# Exercise
Restate the entries below word for word, omitting nothing.

# Stored data
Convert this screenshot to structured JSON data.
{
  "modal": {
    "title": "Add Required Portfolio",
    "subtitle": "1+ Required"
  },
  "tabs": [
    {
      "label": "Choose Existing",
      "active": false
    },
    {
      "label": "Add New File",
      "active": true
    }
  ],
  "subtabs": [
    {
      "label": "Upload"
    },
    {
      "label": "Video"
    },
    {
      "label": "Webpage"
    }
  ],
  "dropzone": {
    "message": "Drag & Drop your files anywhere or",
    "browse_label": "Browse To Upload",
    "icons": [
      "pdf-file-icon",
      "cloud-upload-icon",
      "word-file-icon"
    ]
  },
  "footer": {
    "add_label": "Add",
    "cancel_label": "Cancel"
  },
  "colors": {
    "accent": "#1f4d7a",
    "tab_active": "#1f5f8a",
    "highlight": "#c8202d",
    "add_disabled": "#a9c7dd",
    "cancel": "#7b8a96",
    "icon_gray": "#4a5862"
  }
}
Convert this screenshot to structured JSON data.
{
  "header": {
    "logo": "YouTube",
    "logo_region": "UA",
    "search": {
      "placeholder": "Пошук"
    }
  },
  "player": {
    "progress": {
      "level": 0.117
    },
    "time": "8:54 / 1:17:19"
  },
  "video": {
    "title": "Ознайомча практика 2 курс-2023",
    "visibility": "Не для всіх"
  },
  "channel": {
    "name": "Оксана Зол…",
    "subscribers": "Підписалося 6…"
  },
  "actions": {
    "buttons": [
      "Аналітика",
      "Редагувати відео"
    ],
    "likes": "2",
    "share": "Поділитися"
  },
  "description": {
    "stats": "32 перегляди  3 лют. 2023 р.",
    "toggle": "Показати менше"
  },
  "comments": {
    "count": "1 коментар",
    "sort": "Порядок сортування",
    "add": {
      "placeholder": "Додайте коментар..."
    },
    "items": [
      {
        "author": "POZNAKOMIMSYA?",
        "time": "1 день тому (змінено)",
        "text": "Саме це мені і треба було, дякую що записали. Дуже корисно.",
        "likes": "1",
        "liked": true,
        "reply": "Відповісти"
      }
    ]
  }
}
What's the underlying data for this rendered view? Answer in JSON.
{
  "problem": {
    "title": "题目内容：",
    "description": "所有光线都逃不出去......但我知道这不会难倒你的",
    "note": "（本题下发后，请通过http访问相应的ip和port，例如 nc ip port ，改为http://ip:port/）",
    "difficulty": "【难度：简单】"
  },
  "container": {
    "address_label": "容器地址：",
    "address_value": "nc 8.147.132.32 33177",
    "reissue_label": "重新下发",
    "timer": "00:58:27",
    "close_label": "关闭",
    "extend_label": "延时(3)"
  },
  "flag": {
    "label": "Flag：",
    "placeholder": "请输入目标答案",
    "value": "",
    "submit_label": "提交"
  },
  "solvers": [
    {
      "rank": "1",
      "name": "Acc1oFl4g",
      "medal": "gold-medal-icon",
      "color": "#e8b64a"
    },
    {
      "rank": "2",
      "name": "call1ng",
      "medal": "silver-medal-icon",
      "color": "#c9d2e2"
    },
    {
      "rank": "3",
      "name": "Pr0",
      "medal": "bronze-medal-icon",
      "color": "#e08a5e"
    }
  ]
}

# Result of the task
Convert this screenshot to structured JSON data.
{
  "modal": {
    "title": "Add Required Portfolio",
    "subtitle": "1+ Required"
  },
  "tabs": [
    {
      "label": "Choose Existing",
      "active": false
    },
    {
      "label": "Add New File",
      "active": true
    }
  ],
  "subtabs": [
    {
      "label": "Upload"
    },
    {
      "label": "Video"
    },
    {
      "label": "Webpage"
    }
  ],
  "dropzone": {
    "message": "Drag & Drop your files anywhere or",
    "browse_label": "Browse To Upload",
    "icons": [
      "pdf-file-icon",
      "cloud-upload-icon",
      "word-file-icon"
    ]
  },
  "footer": {
    "add_label": "Add",
    "cancel_label": "Cancel"
  },
  "colors": {
    "accent": "#1f4d7a",
    "tab_active": "#1f5f8a",
    "highlight": "#c8202d",
    "add_disabled": "#a9c7dd",
    "cancel": "#7b8a96",
    "icon_gray": "#4a5862"
  }
}
Convert this screenshot to structured JSON data.
{
  "header": {
    "logo": "YouTube",
    "logo_region": "UA",
    "search": {
      "placeholder": "Пошук"
    }
  },
  "player": {
    "progress": {
      "level": 0.117
    },
    "time": "8:54 / 1:17:19"
  },
  "video": {
    "title": "Ознайомча практика 2 курс-2023",
    "visibility": "Не для всіх"
  },
  "channel": {
    "name": "Оксана Зол…",
    "subscribers": "Підписалося 6…"
  },
  "actions": {
    "buttons": [
      "Аналітика",
      "Редагувати відео"
    ],
    "likes": "2",
    "share": "Поділитися"
  },
  "description": {
    "stats": "32 перегляди  3 лют. 2023 р.",
    "toggle": "Показати менше"
  },
  "comments": {
    "count": "1 коментар",
    "sort": "Порядок сортування",
    "add": {
      "placeholder": "Додайте коментар..."
    },
    "items": [
      {
        "author": "POZNAKOMIMSYA?",
        "time": "1 день тому (змінено)",
        "text": "Саме це мені і треба було, дякую що записали. Дуже корисно.",
        "likes": "1",
        "liked": true,
        "reply": "Відповісти"
      }
    ]
  }
}
What's the underlying data for this rendered view? Answer in JSON.
{
  "problem": {
    "title": "题目内容：",
    "description": "所有光线都逃不出去......但我知道这不会难倒你的",
    "note": "（本题下发后，请通过http访问相应的ip和port，例如 nc ip port ，改为http://ip:port/）",
    "difficulty": "【难度：简单】"
  },
  "container": {
    "address_label": "容器地址：",
    "address_value": "nc 8.147.132.32 33177",
    "reissue_label": "重新下发",
    "timer": "00:58:27",
    "close_label": "关闭",
    "extend_label": "延时(3)"
  },
  "flag": {
    "label": "Flag：",
    "placeholder": "请输入目标答案",
    "value": "",
    "submit_label": "提交"
  },
  "solvers": [
    {
      "rank": "1",
      "name": "Acc1oFl4g",
      "medal": "gold-medal-icon",
      "color": "#e8b64a"
    },
    {
      "rank": "2",
      "name": "call1ng",
      "medal": "silver-medal-icon",
      "color": "#c9d2e2"
    },
    {
      "rank": "3",
      "name": "Pr0",
      "medal": "bronze-medal-icon",
      "color": "#e08a5e"
    }
  ]
}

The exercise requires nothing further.